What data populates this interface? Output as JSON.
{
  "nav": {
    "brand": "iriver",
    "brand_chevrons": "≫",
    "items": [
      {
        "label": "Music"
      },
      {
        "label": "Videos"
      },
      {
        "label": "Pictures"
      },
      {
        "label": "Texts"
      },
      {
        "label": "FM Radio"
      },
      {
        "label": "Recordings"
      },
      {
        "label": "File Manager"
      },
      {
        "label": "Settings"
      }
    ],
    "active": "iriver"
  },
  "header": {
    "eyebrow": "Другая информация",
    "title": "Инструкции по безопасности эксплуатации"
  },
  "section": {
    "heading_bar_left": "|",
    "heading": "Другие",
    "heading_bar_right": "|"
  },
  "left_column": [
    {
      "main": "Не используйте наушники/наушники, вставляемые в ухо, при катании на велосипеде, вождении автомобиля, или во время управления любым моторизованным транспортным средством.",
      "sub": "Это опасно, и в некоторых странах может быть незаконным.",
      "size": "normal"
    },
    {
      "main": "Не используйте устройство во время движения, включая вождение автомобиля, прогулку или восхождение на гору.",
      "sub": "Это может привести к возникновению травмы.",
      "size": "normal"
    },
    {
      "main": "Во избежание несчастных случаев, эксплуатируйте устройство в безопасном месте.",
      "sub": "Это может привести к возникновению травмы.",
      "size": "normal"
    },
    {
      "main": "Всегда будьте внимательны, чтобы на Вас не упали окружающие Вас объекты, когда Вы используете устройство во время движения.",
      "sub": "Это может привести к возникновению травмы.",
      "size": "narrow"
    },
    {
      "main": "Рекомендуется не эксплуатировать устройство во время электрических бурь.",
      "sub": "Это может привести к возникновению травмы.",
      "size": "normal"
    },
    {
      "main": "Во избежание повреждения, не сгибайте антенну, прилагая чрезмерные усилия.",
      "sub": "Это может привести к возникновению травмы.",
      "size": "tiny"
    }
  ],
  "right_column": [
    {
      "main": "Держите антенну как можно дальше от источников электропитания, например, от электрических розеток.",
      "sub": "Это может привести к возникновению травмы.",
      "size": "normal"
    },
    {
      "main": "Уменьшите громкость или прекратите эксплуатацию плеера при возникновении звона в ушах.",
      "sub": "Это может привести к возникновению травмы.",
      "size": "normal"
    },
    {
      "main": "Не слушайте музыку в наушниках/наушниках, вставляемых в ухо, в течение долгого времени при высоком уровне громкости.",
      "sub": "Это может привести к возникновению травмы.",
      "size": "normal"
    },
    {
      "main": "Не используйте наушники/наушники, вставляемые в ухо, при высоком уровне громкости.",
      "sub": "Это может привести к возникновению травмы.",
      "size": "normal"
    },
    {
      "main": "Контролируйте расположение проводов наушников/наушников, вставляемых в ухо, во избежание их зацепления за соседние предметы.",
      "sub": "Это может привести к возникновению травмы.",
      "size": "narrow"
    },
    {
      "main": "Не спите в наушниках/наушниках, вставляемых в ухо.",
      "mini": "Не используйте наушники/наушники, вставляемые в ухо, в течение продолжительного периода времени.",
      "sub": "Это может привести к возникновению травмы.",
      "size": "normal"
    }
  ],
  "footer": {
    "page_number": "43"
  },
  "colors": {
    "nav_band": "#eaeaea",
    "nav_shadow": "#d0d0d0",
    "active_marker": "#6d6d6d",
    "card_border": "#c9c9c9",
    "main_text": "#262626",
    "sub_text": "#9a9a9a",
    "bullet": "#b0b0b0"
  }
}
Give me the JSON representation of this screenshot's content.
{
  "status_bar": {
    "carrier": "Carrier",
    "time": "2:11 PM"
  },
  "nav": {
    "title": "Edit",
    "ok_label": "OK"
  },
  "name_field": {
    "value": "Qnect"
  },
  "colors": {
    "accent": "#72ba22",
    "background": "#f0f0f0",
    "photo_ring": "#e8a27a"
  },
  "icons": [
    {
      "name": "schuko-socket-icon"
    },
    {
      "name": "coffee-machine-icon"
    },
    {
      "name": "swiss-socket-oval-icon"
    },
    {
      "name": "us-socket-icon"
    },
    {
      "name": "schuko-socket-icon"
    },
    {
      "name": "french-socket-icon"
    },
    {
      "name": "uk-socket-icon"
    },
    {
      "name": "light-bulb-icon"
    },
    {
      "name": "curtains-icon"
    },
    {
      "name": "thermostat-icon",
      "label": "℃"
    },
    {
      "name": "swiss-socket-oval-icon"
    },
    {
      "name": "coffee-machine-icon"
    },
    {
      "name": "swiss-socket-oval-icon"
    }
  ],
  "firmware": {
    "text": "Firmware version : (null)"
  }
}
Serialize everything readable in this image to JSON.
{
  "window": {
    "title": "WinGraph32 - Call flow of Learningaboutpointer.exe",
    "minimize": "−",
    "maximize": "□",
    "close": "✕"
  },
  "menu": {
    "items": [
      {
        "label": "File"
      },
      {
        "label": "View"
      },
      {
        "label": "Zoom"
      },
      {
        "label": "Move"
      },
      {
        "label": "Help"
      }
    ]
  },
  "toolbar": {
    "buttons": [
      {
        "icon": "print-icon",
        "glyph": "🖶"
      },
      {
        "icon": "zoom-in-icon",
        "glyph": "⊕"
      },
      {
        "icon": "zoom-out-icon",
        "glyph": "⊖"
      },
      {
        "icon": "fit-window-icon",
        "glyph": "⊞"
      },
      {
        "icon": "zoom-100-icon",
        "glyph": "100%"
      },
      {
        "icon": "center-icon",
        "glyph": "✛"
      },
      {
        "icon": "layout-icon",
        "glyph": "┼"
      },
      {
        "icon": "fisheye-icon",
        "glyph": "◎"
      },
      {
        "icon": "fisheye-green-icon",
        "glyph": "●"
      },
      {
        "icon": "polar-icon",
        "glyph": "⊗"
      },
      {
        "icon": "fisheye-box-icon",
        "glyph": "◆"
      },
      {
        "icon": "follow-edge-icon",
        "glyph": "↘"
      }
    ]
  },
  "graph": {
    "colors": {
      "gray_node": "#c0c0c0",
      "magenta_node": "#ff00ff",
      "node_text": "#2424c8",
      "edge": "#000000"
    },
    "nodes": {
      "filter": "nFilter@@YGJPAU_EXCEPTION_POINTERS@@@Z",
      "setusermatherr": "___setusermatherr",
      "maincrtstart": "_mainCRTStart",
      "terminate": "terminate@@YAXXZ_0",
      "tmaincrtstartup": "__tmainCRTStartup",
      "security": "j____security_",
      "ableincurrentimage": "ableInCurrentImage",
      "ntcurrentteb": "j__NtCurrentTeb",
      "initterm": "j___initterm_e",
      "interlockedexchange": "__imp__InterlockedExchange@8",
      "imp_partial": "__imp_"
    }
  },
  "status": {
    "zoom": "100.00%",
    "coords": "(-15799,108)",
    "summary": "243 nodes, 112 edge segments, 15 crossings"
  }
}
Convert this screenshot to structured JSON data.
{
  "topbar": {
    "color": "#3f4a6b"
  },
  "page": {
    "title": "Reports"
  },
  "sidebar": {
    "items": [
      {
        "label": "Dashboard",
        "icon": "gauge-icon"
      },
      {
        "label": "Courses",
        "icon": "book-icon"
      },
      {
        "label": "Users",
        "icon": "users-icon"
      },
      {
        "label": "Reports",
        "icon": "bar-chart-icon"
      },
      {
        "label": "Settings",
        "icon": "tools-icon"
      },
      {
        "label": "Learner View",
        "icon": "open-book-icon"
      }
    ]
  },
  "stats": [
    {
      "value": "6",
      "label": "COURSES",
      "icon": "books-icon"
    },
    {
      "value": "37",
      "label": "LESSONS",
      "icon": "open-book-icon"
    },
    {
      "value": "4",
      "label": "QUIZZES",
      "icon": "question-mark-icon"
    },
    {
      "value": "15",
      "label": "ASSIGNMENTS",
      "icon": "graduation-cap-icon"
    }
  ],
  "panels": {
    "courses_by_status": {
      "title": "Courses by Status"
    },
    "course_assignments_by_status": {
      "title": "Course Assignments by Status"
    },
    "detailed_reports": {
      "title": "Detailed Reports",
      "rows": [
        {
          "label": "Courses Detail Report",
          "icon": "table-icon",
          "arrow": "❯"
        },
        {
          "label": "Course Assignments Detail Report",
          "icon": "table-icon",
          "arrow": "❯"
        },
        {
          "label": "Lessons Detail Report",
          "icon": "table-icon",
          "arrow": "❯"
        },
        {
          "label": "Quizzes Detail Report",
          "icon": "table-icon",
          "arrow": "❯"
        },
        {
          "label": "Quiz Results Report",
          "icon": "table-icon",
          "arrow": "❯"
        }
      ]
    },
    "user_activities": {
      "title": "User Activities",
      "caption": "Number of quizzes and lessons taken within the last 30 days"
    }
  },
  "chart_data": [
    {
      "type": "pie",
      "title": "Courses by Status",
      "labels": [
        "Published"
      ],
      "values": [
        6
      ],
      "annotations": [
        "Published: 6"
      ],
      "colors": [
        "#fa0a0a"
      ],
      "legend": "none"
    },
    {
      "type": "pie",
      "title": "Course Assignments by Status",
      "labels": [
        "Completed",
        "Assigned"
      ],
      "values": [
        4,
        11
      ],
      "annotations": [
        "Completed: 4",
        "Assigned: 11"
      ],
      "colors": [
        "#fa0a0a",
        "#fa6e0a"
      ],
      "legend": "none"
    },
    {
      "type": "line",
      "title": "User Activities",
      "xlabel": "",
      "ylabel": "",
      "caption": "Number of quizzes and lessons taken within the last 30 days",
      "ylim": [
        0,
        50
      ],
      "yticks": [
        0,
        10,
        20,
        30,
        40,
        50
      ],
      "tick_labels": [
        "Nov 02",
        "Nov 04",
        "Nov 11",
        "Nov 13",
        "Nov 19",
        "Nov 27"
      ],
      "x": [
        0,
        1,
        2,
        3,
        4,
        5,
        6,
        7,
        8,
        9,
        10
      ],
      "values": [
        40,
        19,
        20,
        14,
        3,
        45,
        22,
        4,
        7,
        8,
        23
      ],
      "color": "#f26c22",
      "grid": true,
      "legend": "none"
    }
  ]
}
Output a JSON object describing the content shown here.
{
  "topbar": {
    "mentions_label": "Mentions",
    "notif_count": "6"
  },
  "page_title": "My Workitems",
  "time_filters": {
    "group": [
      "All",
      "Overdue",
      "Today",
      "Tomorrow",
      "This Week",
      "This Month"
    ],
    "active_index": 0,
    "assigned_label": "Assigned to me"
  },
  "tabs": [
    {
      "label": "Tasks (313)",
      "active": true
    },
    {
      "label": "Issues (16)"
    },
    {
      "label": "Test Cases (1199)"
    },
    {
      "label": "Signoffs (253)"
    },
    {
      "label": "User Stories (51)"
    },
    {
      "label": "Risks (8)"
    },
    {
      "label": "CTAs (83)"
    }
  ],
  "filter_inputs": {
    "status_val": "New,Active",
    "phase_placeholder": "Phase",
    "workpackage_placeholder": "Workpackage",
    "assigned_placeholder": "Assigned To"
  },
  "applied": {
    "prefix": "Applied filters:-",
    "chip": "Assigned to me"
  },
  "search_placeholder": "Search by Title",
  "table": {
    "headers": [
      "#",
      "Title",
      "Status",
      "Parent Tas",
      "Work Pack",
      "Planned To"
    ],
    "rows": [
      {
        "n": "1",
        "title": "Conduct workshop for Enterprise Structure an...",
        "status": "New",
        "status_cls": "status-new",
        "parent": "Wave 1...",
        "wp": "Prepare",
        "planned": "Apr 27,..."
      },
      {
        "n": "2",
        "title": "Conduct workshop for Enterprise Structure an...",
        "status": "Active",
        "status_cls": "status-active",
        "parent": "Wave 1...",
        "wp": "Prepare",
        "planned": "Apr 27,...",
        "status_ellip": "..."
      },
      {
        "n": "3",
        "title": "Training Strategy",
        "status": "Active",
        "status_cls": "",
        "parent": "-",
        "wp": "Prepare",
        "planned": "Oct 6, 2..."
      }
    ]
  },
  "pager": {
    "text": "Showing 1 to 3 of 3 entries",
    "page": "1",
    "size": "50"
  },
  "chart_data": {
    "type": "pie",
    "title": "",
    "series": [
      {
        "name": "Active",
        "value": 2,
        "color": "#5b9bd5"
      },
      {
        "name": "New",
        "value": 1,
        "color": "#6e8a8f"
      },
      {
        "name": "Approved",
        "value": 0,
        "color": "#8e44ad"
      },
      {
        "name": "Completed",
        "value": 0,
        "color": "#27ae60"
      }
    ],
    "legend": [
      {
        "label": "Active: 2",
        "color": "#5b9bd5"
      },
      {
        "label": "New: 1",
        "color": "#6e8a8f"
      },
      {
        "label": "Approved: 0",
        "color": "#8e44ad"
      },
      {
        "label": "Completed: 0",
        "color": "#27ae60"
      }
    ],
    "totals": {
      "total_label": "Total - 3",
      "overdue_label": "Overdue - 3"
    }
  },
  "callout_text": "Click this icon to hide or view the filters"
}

========================

*Problem description*
Lines that include the word "автомобиля" — how many are there in the data? Answer with the number alone.

*Expected answer*
2